» Task instructions: Work through the listing below and count the lines that hold "upperinitial". Answer with the number alone.

» Entries provided:

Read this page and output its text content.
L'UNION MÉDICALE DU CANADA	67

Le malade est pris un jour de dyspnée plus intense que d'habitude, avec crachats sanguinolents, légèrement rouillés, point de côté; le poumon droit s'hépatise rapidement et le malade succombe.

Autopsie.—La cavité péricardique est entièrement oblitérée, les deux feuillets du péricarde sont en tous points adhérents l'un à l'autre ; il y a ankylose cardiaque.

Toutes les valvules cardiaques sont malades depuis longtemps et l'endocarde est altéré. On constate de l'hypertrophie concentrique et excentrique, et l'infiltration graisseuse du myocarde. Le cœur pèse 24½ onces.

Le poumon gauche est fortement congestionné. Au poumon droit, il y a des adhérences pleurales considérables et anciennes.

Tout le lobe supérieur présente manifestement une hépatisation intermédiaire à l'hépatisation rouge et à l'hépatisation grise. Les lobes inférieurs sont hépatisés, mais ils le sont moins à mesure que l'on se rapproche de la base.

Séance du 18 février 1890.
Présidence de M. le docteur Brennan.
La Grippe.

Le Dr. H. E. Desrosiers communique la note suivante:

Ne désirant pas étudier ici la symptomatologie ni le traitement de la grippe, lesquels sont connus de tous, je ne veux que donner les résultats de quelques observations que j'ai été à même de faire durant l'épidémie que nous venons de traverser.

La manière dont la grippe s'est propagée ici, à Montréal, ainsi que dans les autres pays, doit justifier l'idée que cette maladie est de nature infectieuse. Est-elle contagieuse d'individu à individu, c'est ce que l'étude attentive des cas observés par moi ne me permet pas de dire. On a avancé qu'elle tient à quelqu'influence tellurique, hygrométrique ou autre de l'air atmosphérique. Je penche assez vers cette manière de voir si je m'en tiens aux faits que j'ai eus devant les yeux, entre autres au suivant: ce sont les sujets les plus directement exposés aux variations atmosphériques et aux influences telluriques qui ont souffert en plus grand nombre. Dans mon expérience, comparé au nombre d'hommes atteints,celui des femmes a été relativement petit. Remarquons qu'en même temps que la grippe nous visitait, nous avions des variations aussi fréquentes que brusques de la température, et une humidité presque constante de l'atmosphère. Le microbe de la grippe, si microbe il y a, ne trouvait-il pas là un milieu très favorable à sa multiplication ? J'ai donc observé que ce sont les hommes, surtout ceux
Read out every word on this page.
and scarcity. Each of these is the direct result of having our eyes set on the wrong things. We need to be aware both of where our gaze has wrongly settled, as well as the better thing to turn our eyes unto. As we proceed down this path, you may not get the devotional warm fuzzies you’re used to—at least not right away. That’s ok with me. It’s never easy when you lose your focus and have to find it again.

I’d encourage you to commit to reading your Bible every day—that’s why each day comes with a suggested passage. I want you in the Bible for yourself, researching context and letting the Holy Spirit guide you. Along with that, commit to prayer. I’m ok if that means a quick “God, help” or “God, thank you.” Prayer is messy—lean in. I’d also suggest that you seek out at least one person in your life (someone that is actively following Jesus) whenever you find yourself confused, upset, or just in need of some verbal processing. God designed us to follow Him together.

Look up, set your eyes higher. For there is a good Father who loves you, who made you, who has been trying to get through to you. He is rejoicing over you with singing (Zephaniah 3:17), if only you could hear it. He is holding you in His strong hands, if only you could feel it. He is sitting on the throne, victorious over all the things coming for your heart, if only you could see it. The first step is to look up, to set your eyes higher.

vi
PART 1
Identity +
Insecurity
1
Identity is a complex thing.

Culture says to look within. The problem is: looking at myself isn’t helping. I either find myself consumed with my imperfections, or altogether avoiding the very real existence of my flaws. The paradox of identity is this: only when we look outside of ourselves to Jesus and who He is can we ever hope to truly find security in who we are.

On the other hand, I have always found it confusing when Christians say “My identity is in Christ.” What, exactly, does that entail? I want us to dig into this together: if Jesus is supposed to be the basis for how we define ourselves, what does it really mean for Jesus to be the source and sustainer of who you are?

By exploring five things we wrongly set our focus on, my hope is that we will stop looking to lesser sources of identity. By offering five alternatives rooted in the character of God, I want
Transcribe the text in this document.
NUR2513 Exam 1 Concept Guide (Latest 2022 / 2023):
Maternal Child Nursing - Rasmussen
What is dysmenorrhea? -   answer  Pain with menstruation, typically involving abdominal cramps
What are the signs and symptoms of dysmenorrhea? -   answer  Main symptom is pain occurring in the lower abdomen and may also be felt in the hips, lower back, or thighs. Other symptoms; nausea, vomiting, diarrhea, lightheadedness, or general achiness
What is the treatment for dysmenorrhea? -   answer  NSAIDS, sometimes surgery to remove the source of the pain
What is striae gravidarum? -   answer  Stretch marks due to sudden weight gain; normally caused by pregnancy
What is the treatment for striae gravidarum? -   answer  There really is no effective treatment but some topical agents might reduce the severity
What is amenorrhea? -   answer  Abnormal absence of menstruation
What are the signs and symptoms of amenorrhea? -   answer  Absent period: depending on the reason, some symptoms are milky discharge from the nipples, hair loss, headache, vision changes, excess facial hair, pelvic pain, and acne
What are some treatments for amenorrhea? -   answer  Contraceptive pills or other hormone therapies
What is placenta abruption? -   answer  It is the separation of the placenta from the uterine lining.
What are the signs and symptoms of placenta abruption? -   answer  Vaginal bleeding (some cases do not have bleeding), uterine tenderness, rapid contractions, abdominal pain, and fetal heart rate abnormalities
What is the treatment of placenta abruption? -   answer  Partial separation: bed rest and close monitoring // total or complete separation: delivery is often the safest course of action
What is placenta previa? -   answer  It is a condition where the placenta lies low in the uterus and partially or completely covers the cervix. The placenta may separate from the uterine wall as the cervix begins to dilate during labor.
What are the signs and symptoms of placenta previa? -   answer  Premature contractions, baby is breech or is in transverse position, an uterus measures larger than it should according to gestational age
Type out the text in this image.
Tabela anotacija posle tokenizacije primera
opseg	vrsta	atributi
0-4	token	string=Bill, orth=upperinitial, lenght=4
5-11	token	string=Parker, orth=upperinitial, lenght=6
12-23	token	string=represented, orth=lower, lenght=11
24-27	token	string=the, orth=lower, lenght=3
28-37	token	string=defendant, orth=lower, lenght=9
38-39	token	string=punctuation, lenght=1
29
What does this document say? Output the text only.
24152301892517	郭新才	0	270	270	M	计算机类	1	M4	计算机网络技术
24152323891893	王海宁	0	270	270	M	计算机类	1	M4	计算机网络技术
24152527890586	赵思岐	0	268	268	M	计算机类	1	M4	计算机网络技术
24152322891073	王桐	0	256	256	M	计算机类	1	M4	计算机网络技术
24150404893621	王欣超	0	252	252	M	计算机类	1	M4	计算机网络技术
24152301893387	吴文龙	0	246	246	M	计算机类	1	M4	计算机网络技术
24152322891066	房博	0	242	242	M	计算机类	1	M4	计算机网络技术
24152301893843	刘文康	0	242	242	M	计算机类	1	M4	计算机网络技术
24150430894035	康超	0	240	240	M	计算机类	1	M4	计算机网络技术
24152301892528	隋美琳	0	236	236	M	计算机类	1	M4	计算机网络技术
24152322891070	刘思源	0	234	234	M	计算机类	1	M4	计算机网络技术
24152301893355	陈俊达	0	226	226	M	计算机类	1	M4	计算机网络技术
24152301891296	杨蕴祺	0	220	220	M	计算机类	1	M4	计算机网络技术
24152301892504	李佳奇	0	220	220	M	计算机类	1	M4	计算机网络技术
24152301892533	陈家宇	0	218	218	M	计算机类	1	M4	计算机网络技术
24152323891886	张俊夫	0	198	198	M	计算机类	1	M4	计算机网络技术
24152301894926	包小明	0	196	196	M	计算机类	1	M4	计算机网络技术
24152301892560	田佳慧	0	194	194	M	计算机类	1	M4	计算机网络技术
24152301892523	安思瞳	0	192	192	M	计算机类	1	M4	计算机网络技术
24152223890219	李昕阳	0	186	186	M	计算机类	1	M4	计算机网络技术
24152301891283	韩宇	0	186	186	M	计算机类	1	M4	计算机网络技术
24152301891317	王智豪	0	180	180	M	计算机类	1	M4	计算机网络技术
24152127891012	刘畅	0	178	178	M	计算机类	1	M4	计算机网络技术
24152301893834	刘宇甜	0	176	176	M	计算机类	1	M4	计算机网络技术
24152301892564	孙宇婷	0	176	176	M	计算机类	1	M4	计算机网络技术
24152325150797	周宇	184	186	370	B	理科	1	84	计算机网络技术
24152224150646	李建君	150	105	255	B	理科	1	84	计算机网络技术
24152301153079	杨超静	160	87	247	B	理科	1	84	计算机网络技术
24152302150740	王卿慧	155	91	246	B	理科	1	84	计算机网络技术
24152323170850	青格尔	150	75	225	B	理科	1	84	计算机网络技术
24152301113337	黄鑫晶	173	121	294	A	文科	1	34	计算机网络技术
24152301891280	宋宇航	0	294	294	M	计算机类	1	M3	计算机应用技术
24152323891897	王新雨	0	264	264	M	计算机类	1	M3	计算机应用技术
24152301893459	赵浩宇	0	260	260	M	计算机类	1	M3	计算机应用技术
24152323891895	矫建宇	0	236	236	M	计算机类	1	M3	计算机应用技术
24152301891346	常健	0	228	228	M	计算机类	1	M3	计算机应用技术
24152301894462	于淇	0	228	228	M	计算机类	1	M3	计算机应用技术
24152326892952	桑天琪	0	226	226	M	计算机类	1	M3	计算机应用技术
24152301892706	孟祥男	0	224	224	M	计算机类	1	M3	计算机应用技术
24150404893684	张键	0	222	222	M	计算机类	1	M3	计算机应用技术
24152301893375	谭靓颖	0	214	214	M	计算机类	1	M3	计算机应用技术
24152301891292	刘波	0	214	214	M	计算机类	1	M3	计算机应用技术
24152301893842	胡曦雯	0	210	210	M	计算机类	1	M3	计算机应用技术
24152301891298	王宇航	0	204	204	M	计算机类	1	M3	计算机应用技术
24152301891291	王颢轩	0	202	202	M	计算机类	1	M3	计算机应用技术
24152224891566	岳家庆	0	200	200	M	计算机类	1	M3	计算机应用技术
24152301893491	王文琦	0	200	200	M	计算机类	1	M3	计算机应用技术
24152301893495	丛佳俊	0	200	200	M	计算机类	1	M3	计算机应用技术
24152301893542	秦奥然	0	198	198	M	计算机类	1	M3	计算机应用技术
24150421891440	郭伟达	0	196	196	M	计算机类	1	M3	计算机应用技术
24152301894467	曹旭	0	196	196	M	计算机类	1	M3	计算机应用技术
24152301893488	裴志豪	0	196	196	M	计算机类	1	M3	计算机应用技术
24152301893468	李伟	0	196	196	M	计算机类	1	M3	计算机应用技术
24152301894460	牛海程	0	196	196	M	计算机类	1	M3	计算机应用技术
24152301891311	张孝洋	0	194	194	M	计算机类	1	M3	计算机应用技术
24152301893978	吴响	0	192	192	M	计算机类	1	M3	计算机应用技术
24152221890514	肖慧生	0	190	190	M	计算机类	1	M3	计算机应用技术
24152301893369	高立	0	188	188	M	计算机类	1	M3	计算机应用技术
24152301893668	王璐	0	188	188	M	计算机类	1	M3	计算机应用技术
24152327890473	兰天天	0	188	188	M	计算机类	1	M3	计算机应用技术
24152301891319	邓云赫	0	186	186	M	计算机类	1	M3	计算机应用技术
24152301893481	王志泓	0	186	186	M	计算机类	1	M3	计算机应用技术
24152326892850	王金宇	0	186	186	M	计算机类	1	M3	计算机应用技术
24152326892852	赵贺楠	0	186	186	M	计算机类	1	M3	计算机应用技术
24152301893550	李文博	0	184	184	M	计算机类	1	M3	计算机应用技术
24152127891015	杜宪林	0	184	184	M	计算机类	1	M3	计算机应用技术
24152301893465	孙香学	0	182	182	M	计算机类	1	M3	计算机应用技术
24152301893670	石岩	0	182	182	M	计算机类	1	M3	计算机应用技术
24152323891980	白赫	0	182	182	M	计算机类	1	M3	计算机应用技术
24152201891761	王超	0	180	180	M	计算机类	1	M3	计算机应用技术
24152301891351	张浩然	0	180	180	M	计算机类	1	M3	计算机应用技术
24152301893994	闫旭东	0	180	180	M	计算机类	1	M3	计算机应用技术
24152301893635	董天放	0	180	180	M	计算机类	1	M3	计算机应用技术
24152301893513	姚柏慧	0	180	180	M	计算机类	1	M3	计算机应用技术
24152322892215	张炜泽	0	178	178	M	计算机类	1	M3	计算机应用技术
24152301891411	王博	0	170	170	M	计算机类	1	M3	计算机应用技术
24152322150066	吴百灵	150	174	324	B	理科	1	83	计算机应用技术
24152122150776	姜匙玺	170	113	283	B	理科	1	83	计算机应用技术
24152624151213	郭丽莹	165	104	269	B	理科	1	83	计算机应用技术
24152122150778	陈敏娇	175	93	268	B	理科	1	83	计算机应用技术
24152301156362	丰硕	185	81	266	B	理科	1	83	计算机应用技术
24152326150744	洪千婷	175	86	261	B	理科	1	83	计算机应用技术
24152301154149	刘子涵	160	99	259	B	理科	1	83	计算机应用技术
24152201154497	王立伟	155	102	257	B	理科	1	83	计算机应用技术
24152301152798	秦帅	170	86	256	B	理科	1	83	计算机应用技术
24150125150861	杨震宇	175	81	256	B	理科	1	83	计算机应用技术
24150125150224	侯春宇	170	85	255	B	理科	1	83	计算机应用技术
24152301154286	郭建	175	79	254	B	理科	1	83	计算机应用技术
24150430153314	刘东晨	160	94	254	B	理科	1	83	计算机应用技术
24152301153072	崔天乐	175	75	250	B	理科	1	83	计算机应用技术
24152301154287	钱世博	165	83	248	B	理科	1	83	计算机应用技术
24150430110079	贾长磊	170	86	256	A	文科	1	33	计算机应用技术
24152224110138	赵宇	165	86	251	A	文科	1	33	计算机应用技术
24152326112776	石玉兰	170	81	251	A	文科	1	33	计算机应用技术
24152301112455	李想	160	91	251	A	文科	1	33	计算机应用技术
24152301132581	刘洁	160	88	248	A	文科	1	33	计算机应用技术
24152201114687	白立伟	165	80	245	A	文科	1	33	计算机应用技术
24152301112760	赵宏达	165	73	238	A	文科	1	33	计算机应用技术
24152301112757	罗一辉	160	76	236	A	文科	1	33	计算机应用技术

» Exercise response: 2